▶ GIVEN PROBLEM:
Which lines hold the string "consumer"? Copy every one of them.

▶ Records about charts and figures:
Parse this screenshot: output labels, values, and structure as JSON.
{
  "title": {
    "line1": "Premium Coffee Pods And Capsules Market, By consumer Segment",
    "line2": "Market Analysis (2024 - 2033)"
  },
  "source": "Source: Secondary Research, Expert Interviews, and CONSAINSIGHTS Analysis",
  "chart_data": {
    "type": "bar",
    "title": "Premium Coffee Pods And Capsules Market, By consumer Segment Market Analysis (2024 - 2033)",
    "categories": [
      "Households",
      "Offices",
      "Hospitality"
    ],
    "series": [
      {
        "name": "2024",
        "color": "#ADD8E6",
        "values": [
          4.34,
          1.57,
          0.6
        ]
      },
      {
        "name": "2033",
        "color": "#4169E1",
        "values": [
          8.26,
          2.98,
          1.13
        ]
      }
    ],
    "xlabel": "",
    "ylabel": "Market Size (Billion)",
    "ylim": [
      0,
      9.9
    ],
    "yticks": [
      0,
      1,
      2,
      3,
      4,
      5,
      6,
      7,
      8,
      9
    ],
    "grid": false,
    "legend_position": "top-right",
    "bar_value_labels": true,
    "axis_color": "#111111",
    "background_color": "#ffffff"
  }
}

▶ REPLY:
    "line1": "Premium Coffee Pods And Capsules Market, By consumer Segment",
    "title": "Premium Coffee Pods And Capsules Market, By consumer Segment Market Analysis (2024 - 2033)",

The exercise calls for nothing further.